▸ **WHAT IS ASKED**
Work out how many lines hold the string "Island". Give that number and nothing more.
------------------------------------------------------------------------
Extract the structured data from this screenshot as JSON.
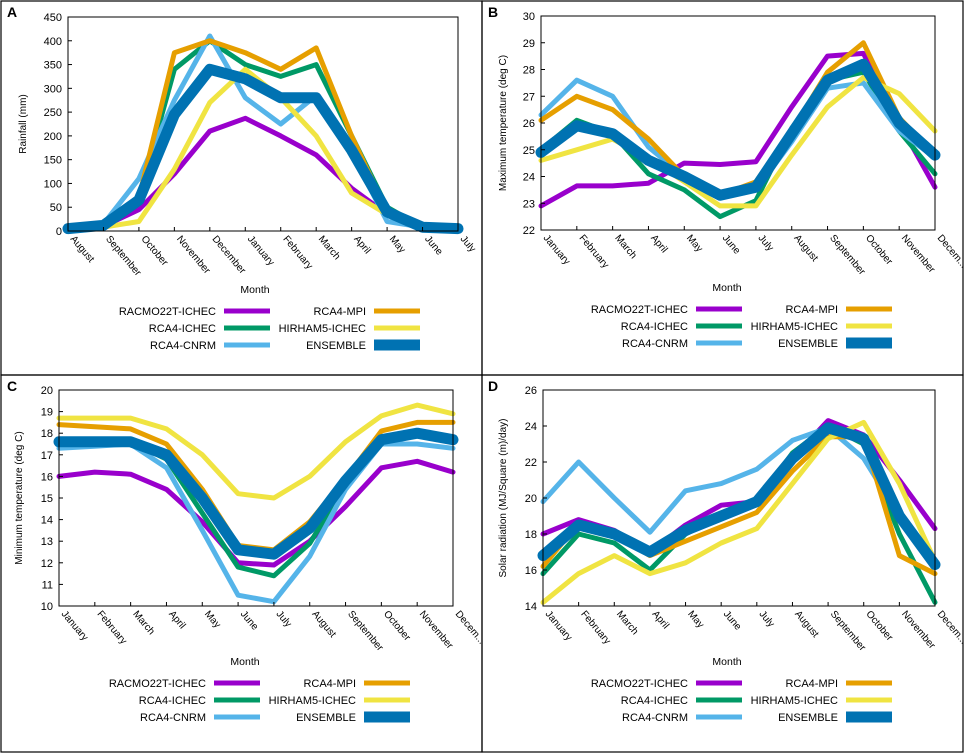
{
  "series_styles": [
    {
      "name": "RACMO22T-ICHEC",
      "color": "#9900CC"
    },
    {
      "name": "RCA4-ICHEC",
      "color": "#009966"
    },
    {
      "name": "RCA4-CNRM",
      "color": "#55B4E9"
    },
    {
      "name": "RCA4-MPI",
      "color": "#E69F00"
    },
    {
      "name": "HIRHAM5-ICHEC",
      "color": "#F0E442"
    },
    {
      "name": "ENSEMBLE",
      "color": "#0072B2"
    }
  ],
  "chart_data": [
    {
      "panel": "A",
      "type": "line",
      "title": "",
      "xlabel": "Month",
      "ylabel": "Rainfall (mm)",
      "ylim": [
        0,
        450
      ],
      "yticks": [
        0,
        50,
        100,
        150,
        200,
        250,
        300,
        350,
        400,
        450
      ],
      "categories": [
        "August",
        "September",
        "October",
        "November",
        "December",
        "January",
        "February",
        "March",
        "April",
        "May",
        "June",
        "July"
      ],
      "series": [
        {
          "name": "RACMO22T-ICHEC",
          "values": [
            5,
            10,
            45,
            120,
            210,
            237,
            200,
            160,
            90,
            35,
            8,
            5
          ]
        },
        {
          "name": "RCA4-ICHEC",
          "values": [
            5,
            10,
            70,
            340,
            400,
            350,
            325,
            350,
            200,
            50,
            8,
            5
          ]
        },
        {
          "name": "RCA4-CNRM",
          "values": [
            5,
            15,
            110,
            275,
            410,
            280,
            225,
            285,
            165,
            20,
            8,
            5
          ]
        },
        {
          "name": "RCA4-MPI",
          "values": [
            5,
            10,
            70,
            375,
            400,
            375,
            340,
            385,
            200,
            40,
            8,
            5
          ]
        },
        {
          "name": "HIRHAM5-ICHEC",
          "values": [
            5,
            8,
            20,
            130,
            270,
            340,
            280,
            200,
            80,
            35,
            8,
            5
          ]
        },
        {
          "name": "ENSEMBLE",
          "values": [
            5,
            12,
            65,
            245,
            340,
            320,
            280,
            280,
            170,
            40,
            8,
            5
          ]
        }
      ]
    },
    {
      "panel": "B",
      "type": "line",
      "title": "",
      "xlabel": "Month",
      "ylabel": "Maximum temperature (deg C)",
      "ylim": [
        22,
        30
      ],
      "yticks": [
        22,
        23,
        24,
        25,
        26,
        27,
        28,
        29,
        30
      ],
      "categories": [
        "January",
        "February",
        "March",
        "April",
        "May",
        "June",
        "July",
        "August",
        "September",
        "October",
        "November",
        "Decem..."
      ],
      "series": [
        {
          "name": "RACMO22T-ICHEC",
          "values": [
            22.9,
            23.65,
            23.65,
            23.75,
            24.5,
            24.45,
            24.55,
            26.6,
            28.5,
            28.6,
            26.0,
            23.6
          ]
        },
        {
          "name": "RCA4-ICHEC",
          "values": [
            25.0,
            26.1,
            25.6,
            24.1,
            23.5,
            22.5,
            23.1,
            25.8,
            27.6,
            27.9,
            25.7,
            24.1
          ]
        },
        {
          "name": "RCA4-CNRM",
          "values": [
            26.3,
            27.6,
            27.0,
            25.1,
            24.0,
            23.4,
            23.5,
            25.3,
            27.3,
            27.5,
            25.7,
            24.7
          ]
        },
        {
          "name": "RCA4-MPI",
          "values": [
            26.1,
            27.0,
            26.5,
            25.4,
            24.0,
            23.3,
            23.8,
            25.7,
            27.9,
            29.0,
            26.2,
            24.8
          ]
        },
        {
          "name": "HIRHAM5-ICHEC",
          "values": [
            24.6,
            25.0,
            25.4,
            24.7,
            23.8,
            22.9,
            22.9,
            24.8,
            26.6,
            27.7,
            27.1,
            25.7
          ]
        },
        {
          "name": "ENSEMBLE",
          "values": [
            24.9,
            25.9,
            25.6,
            24.6,
            24.0,
            23.3,
            23.6,
            25.6,
            27.6,
            28.2,
            26.0,
            24.8
          ]
        }
      ]
    },
    {
      "panel": "C",
      "type": "line",
      "title": "",
      "xlabel": "Month",
      "ylabel": "Minimum temperature (deg C)",
      "ylim": [
        10,
        20
      ],
      "yticks": [
        10,
        11,
        12,
        13,
        14,
        15,
        16,
        17,
        18,
        19,
        20
      ],
      "categories": [
        "January",
        "February",
        "March",
        "April",
        "May",
        "June",
        "July",
        "August",
        "September",
        "October",
        "November",
        "Decem..."
      ],
      "series": [
        {
          "name": "RACMO22T-ICHEC",
          "values": [
            16.0,
            16.2,
            16.1,
            15.4,
            13.9,
            12.0,
            11.9,
            13.0,
            14.6,
            16.4,
            16.7,
            16.2
          ]
        },
        {
          "name": "RCA4-ICHEC",
          "values": [
            17.6,
            17.7,
            17.6,
            16.8,
            14.3,
            11.8,
            11.4,
            12.9,
            15.6,
            17.7,
            17.9,
            17.8
          ]
        },
        {
          "name": "RCA4-CNRM",
          "values": [
            17.3,
            17.4,
            17.5,
            16.4,
            13.5,
            10.5,
            10.2,
            12.3,
            15.4,
            17.5,
            17.5,
            17.3
          ]
        },
        {
          "name": "RCA4-MPI",
          "values": [
            18.4,
            18.3,
            18.2,
            17.5,
            15.4,
            12.8,
            12.6,
            13.9,
            15.9,
            18.1,
            18.5,
            18.5
          ]
        },
        {
          "name": "HIRHAM5-ICHEC",
          "values": [
            18.7,
            18.7,
            18.7,
            18.2,
            17.0,
            15.2,
            15.0,
            16.0,
            17.6,
            18.8,
            19.3,
            18.9
          ]
        },
        {
          "name": "ENSEMBLE",
          "values": [
            17.6,
            17.6,
            17.6,
            17.0,
            15.0,
            12.6,
            12.4,
            13.6,
            15.8,
            17.7,
            18.0,
            17.7
          ]
        }
      ]
    },
    {
      "panel": "D",
      "type": "line",
      "title": "",
      "xlabel": "Month",
      "ylabel": "Solar radiation (MJ/Square (m)/day)",
      "ylim": [
        14,
        26
      ],
      "yticks": [
        14,
        16,
        18,
        20,
        22,
        24,
        26
      ],
      "categories": [
        "January",
        "February",
        "March",
        "April",
        "May",
        "June",
        "July",
        "August",
        "September",
        "October",
        "November",
        "Decem..."
      ],
      "series": [
        {
          "name": "RACMO22T-ICHEC",
          "values": [
            18.0,
            18.8,
            18.2,
            17.0,
            18.5,
            19.6,
            19.8,
            22.2,
            24.3,
            23.5,
            21.0,
            18.3
          ]
        },
        {
          "name": "RCA4-ICHEC",
          "values": [
            15.8,
            18.0,
            17.5,
            16.0,
            18.0,
            19.0,
            19.8,
            22.5,
            24.0,
            23.0,
            18.0,
            14.2
          ]
        },
        {
          "name": "RCA4-CNRM",
          "values": [
            19.8,
            22.0,
            20.0,
            18.1,
            20.4,
            20.8,
            21.6,
            23.2,
            23.9,
            22.2,
            19.0,
            16.3
          ]
        },
        {
          "name": "RCA4-MPI",
          "values": [
            16.2,
            18.6,
            18.0,
            16.8,
            17.6,
            18.4,
            19.2,
            21.5,
            23.4,
            23.4,
            16.8,
            15.8
          ]
        },
        {
          "name": "HIRHAM5-ICHEC",
          "values": [
            14.2,
            15.8,
            16.8,
            15.8,
            16.4,
            17.5,
            18.3,
            20.8,
            23.3,
            24.2,
            20.8,
            16.5
          ]
        },
        {
          "name": "ENSEMBLE",
          "values": [
            16.8,
            18.5,
            18.0,
            17.0,
            18.2,
            19.0,
            19.8,
            22.2,
            23.9,
            23.3,
            19.0,
            16.3
          ]
        }
      ]
    }
  ]
}
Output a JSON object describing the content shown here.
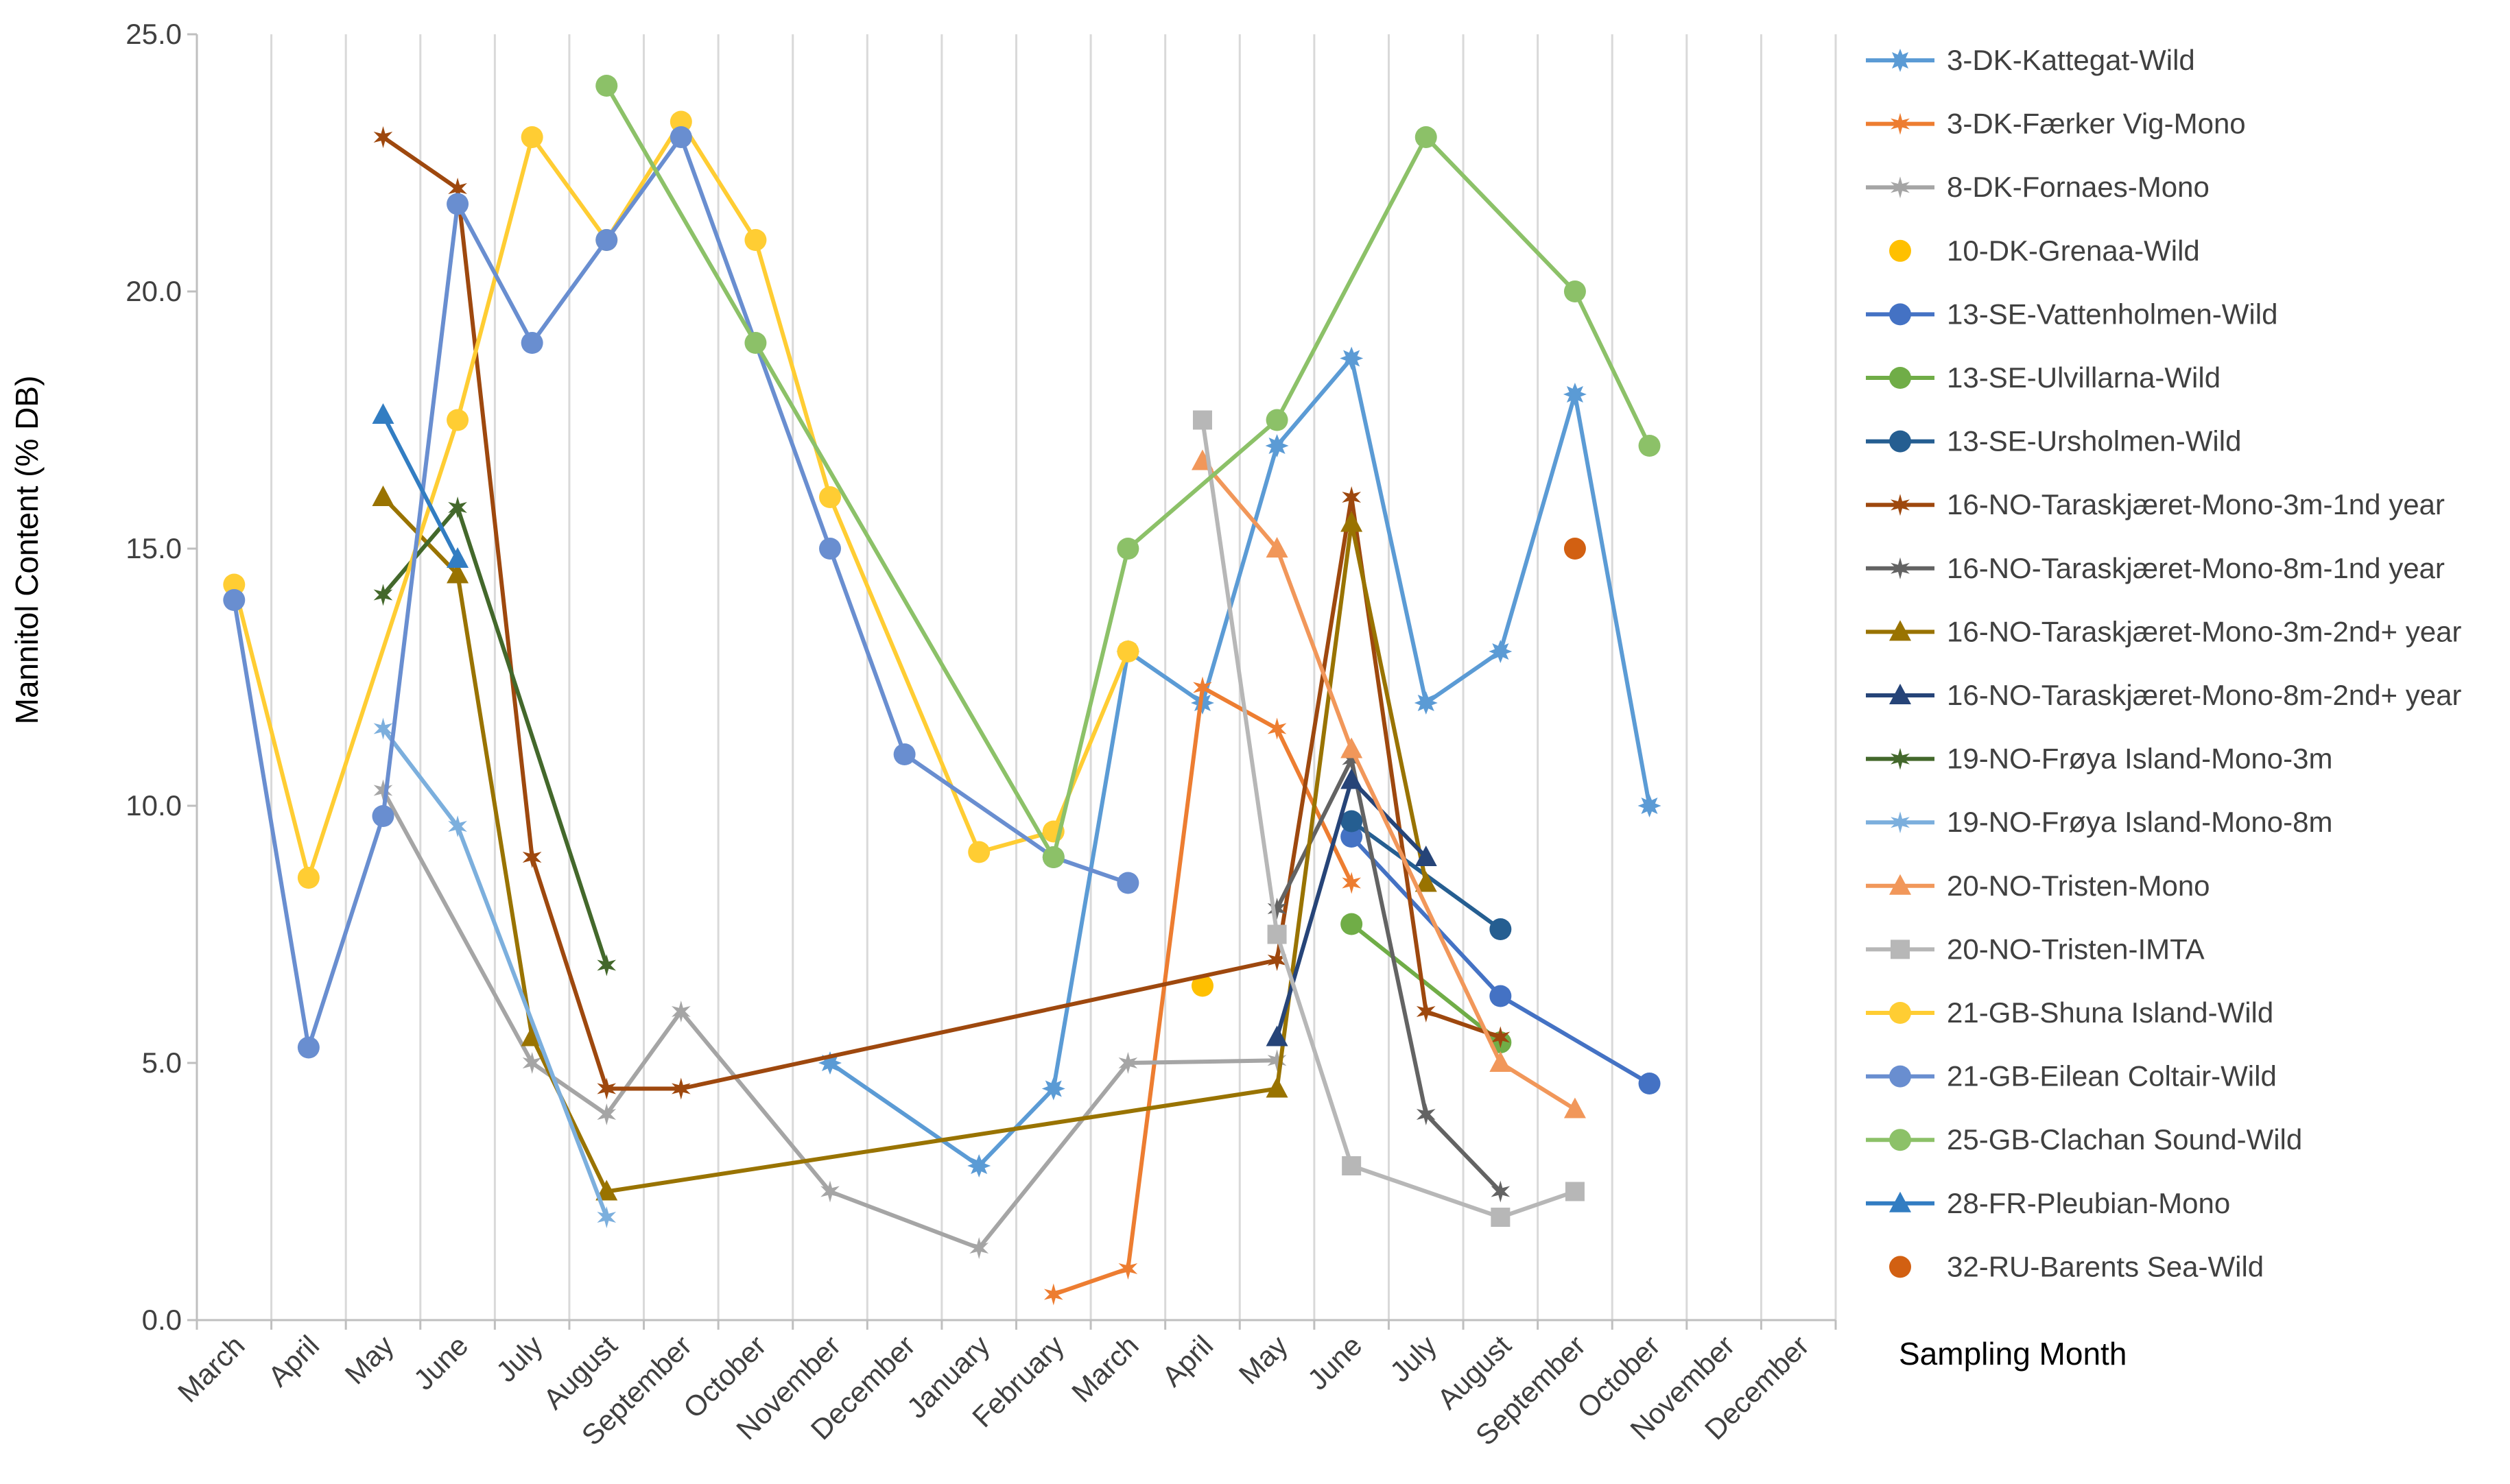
{
  "chart_data": {
    "type": "line",
    "title": "",
    "xlabel": "Sampling Month",
    "ylabel": "Mannitol Content (% DB)",
    "ylim": [
      0,
      25
    ],
    "yticks": [
      0,
      5,
      10,
      15,
      20,
      25
    ],
    "ytick_labels": [
      "0.0",
      "5.0",
      "10.0",
      "15.0",
      "20.0",
      "25.0"
    ],
    "grid": "vertical",
    "legend_position": "right",
    "categories": [
      "March",
      "April",
      "May",
      "June",
      "July",
      "August",
      "September",
      "October",
      "November",
      "December",
      "January",
      "February",
      "March",
      "April",
      "May",
      "June",
      "July",
      "August",
      "September",
      "October",
      "November",
      "December"
    ],
    "series": [
      {
        "name": "3-DK-Kattegat-Wild",
        "color": "#5B9BD5",
        "marker": "star8",
        "line": true,
        "points": [
          [
            8.5,
            5.0
          ],
          [
            10.5,
            3.0
          ],
          [
            11.5,
            4.5
          ],
          [
            12.5,
            13.0
          ],
          [
            13.5,
            12.0
          ],
          [
            14.5,
            17.0
          ],
          [
            15.5,
            18.7
          ],
          [
            16.5,
            12.0
          ],
          [
            17.5,
            13.0
          ],
          [
            18.5,
            18.0
          ],
          [
            19.5,
            10.0
          ]
        ]
      },
      {
        "name": "3-DK-Færker Vig-Mono",
        "color": "#ED7D31",
        "marker": "star6",
        "line": true,
        "points": [
          [
            11.5,
            0.5
          ],
          [
            12.5,
            1.0
          ],
          [
            13.5,
            12.3
          ],
          [
            14.5,
            11.5
          ],
          [
            15.5,
            8.5
          ]
        ]
      },
      {
        "name": "8-DK-Fornaes-Mono",
        "color": "#A5A5A5",
        "marker": "star6",
        "line": true,
        "points": [
          [
            2.5,
            10.3
          ],
          [
            4.5,
            5.0
          ],
          [
            5.5,
            4.0
          ],
          [
            6.5,
            6.0
          ],
          [
            8.5,
            2.5
          ],
          [
            10.5,
            1.4
          ],
          [
            12.5,
            5.0
          ],
          [
            14.5,
            5.05
          ]
        ]
      },
      {
        "name": "10-DK-Grenaa-Wild",
        "color": "#FFC000",
        "marker": "circle",
        "line": false,
        "points": [
          [
            13.5,
            6.5
          ]
        ]
      },
      {
        "name": "13-SE-Vattenholmen-Wild",
        "color": "#4472C4",
        "marker": "circle",
        "line": true,
        "points": [
          [
            15.5,
            9.4
          ],
          [
            17.5,
            6.3
          ],
          [
            19.5,
            4.6
          ]
        ]
      },
      {
        "name": "13-SE-Ulvillarna-Wild",
        "color": "#70AD47",
        "marker": "circle",
        "line": true,
        "points": [
          [
            15.5,
            7.7
          ],
          [
            17.5,
            5.4
          ]
        ]
      },
      {
        "name": "13-SE-Ursholmen-Wild",
        "color": "#255E91",
        "marker": "circle",
        "line": true,
        "points": [
          [
            15.5,
            9.7
          ],
          [
            17.5,
            7.6
          ]
        ]
      },
      {
        "name": "16-NO-Taraskjæret-Mono-3m-1nd year",
        "color": "#9E480E",
        "marker": "star6",
        "line": true,
        "points": [
          [
            2.5,
            23.0
          ],
          [
            3.5,
            22.0
          ],
          [
            4.5,
            9.0
          ],
          [
            5.5,
            4.5
          ],
          [
            6.5,
            4.5
          ],
          [
            14.5,
            7.0
          ],
          [
            15.5,
            16.0
          ],
          [
            16.5,
            6.0
          ],
          [
            17.5,
            5.5
          ]
        ]
      },
      {
        "name": "16-NO-Taraskjæret-Mono-8m-1nd year",
        "color": "#636363",
        "marker": "star6",
        "line": true,
        "points": [
          [
            14.5,
            8.0
          ],
          [
            15.5,
            10.9
          ],
          [
            16.5,
            4.0
          ],
          [
            17.5,
            2.5
          ]
        ]
      },
      {
        "name": "16-NO-Taraskjæret-Mono-3m-2nd+ year",
        "color": "#997300",
        "marker": "triangle",
        "line": true,
        "points": [
          [
            2.5,
            16.0
          ],
          [
            3.5,
            14.5
          ],
          [
            4.5,
            5.5
          ],
          [
            5.5,
            2.5
          ],
          [
            14.5,
            4.5
          ],
          [
            15.5,
            15.5
          ],
          [
            16.5,
            8.5
          ]
        ]
      },
      {
        "name": "16-NO-Taraskjæret-Mono-8m-2nd+ year",
        "color": "#264478",
        "marker": "triangle",
        "line": true,
        "points": [
          [
            14.5,
            5.5
          ],
          [
            15.5,
            10.5
          ],
          [
            16.5,
            9.0
          ]
        ]
      },
      {
        "name": "19-NO-Frøya Island-Mono-3m",
        "color": "#43682B",
        "marker": "star6",
        "line": true,
        "points": [
          [
            2.5,
            14.1
          ],
          [
            3.5,
            15.8
          ],
          [
            5.5,
            6.9
          ]
        ]
      },
      {
        "name": "19-NO-Frøya Island-Mono-8m",
        "color": "#7CAFDD",
        "marker": "star6",
        "line": true,
        "points": [
          [
            2.5,
            11.5
          ],
          [
            3.5,
            9.6
          ],
          [
            5.5,
            2.0
          ]
        ]
      },
      {
        "name": "20-NO-Tristen-Mono",
        "color": "#F1975A",
        "marker": "triangle",
        "line": true,
        "points": [
          [
            13.5,
            16.7
          ],
          [
            14.5,
            15.0
          ],
          [
            15.5,
            11.1
          ],
          [
            17.5,
            5.0
          ],
          [
            18.5,
            4.1
          ]
        ]
      },
      {
        "name": "20-NO-Tristen-IMTA",
        "color": "#B7B7B7",
        "marker": "square",
        "line": true,
        "points": [
          [
            13.5,
            17.5
          ],
          [
            14.5,
            7.5
          ],
          [
            15.5,
            3.0
          ],
          [
            17.5,
            2.0
          ],
          [
            18.5,
            2.5
          ]
        ]
      },
      {
        "name": "21-GB-Shuna Island-Wild",
        "color": "#FFCD33",
        "marker": "circle",
        "line": true,
        "points": [
          [
            0.5,
            14.3
          ],
          [
            1.5,
            8.6
          ],
          [
            3.5,
            17.5
          ],
          [
            4.5,
            23.0
          ],
          [
            5.5,
            21.0
          ],
          [
            6.5,
            23.3
          ],
          [
            7.5,
            21.0
          ],
          [
            8.5,
            16.0
          ],
          [
            10.5,
            9.1
          ],
          [
            11.5,
            9.5
          ],
          [
            12.5,
            13.0
          ]
        ]
      },
      {
        "name": "21-GB-Eilean Coltair-Wild",
        "color": "#698ED0",
        "marker": "circle",
        "line": true,
        "points": [
          [
            0.5,
            14.0
          ],
          [
            1.5,
            5.3
          ],
          [
            2.5,
            9.8
          ],
          [
            3.5,
            21.7
          ],
          [
            4.5,
            19.0
          ],
          [
            5.5,
            21.0
          ],
          [
            6.5,
            23.0
          ],
          [
            8.5,
            15.0
          ],
          [
            9.5,
            11.0
          ],
          [
            11.5,
            9.0
          ],
          [
            12.5,
            8.5
          ]
        ]
      },
      {
        "name": "25-GB-Clachan Sound-Wild",
        "color": "#8CC168",
        "marker": "circle",
        "line": true,
        "points": [
          [
            5.5,
            24.0
          ],
          [
            7.5,
            19.0
          ],
          [
            11.5,
            9.0
          ],
          [
            12.5,
            15.0
          ],
          [
            14.5,
            17.5
          ],
          [
            16.5,
            23.0
          ],
          [
            18.5,
            20.0
          ],
          [
            19.5,
            17.0
          ]
        ]
      },
      {
        "name": "28-FR-Pleubian-Mono",
        "color": "#327DC2",
        "marker": "triangle",
        "line": true,
        "points": [
          [
            2.5,
            17.6
          ],
          [
            3.5,
            14.8
          ]
        ]
      },
      {
        "name": "32-RU-Barents Sea-Wild",
        "color": "#D26012",
        "marker": "circle",
        "line": false,
        "points": [
          [
            18.5,
            15.0
          ]
        ]
      }
    ]
  }
}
------------------------------------------------------------------------
▸ **RESPONSE TO THIS TASK**
3